▸ What you should do:
Answer these questions from the discussion of ECH in the second ClientHello:
1. If the server declined ECH in CH1, what does it do with ECH in CH2?
2. What kind of operation does davidben call the fresh HPKE exchange in CH2?
3. Apart from address validation in DTLS, why does martinthomson say HRR is sent?

▸ Extract:
▬▬▬
Suppose the client sends an acceptable config_id in CH1 but a rejecting config_id in CH2. In this case ech_hrr_key doesn't provide the binding we need, since the client-facing server won't attempt to decrypt the payload in CH2.

Right, this is what I mean by "the server cannot change its mind on whether it used ECH in CH2". If you declined ECH in CH1, you ignore ECH in CH2. If you accepted ECH in CH1, failure to handle ECH in CH2 is fatal. But, yeah, if you remember the config used, you can check a bit more accurately, so maybe we should just do that and ask stateless HRRs make an even larger cookie. (Need to be a bit careful about config_id itself because we allow a trial decryption flow too.)

davidben commented 4 years ago

For what it's worth, I'm not a huge fan of CH2 having a fresh HPKE exchange in the first place. That seems an unnecessary asymmetric operation. Were it not for stateless HRR, I think I'd advocate we just make CH2's ECH payload a second pop at the HPKE context's Seal() function (next sequence number), with the rest ignored. But with stateless HRR, we need to serialize the HPKE context into the cookie, which is mildly annoying.

martinthomson commented 4 years ago

I don't see how you can avoid CH2 having a new payload. Unless you are looking to just perform address validation (DTLS), you only send HRR to correct something in the ClientHello.

cjpatton commented 4 years ago

@martinthomson: I don't see how you can avoid CH2 having a new payload. Unless you are looking to just perform address validation (DTLS), you only send HRR to correct something in the ClientHello.

I think what @davidben means is that the AEAD ciphertext could change without changing the encapsulating key. Hence, the ClientHelloInner can be changed without updating the HPKE shared secret.

@davidben: But with stateless HRR, we need to serialize the HPKE context into the cookie, which is mildly annoying.
▬▬▬
▸ Given entries:

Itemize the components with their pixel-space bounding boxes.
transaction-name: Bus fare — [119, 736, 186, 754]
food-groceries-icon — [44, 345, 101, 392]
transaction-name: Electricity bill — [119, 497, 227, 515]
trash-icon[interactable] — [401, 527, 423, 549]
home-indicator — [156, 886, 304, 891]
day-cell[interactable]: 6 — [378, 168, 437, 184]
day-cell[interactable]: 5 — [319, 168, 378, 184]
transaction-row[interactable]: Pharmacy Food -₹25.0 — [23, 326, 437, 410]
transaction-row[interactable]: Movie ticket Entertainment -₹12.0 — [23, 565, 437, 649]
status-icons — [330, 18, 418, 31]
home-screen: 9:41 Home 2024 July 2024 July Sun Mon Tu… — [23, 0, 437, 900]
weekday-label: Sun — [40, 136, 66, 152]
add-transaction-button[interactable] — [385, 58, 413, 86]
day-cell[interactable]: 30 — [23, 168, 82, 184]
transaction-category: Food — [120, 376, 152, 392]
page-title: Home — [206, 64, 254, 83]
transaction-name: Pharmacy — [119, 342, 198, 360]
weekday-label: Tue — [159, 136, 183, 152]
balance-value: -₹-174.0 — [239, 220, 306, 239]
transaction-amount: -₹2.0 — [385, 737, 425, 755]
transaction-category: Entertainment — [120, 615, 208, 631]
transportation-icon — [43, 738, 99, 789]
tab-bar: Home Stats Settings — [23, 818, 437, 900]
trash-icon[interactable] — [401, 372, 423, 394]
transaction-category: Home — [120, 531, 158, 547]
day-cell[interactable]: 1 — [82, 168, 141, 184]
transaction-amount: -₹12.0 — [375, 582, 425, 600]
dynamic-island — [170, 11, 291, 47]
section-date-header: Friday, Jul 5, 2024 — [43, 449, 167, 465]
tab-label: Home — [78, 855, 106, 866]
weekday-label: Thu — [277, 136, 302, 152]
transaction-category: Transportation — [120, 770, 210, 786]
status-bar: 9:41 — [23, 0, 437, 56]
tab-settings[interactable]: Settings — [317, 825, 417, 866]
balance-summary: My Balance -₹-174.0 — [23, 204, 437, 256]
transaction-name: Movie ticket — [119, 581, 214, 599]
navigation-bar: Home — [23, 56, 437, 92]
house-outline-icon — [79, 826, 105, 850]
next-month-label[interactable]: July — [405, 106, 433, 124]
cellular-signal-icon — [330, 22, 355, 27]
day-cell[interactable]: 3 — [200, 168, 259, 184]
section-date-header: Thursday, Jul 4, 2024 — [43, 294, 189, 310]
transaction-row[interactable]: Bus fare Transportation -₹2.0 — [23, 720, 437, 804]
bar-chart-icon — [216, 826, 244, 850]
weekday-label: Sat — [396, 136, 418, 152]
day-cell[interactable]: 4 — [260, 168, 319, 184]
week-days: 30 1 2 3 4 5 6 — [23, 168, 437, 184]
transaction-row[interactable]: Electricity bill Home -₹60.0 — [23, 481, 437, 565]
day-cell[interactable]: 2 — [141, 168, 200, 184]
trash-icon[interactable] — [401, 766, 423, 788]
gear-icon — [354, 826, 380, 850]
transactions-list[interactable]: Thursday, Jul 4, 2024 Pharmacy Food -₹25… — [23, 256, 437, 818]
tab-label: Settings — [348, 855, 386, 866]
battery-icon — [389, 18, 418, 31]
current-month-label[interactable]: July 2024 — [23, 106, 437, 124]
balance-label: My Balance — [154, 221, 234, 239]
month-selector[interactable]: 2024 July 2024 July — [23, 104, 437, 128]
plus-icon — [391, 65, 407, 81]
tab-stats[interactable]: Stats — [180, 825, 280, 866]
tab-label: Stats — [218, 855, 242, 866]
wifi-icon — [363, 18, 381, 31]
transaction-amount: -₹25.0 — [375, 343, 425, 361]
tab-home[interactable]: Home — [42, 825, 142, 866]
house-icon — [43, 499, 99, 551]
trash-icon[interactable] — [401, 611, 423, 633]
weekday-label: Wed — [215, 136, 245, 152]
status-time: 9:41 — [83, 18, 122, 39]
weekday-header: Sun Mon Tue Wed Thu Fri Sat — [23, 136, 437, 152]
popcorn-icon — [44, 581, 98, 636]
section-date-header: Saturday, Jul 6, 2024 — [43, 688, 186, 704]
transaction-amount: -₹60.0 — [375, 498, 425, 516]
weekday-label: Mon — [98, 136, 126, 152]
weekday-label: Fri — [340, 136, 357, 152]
▬▬▬
▸ Solution to this task:
1. It ignores ECH in CH2.
2. An unnecessary asymmetric operation.
3. To correct something in the ClientHello.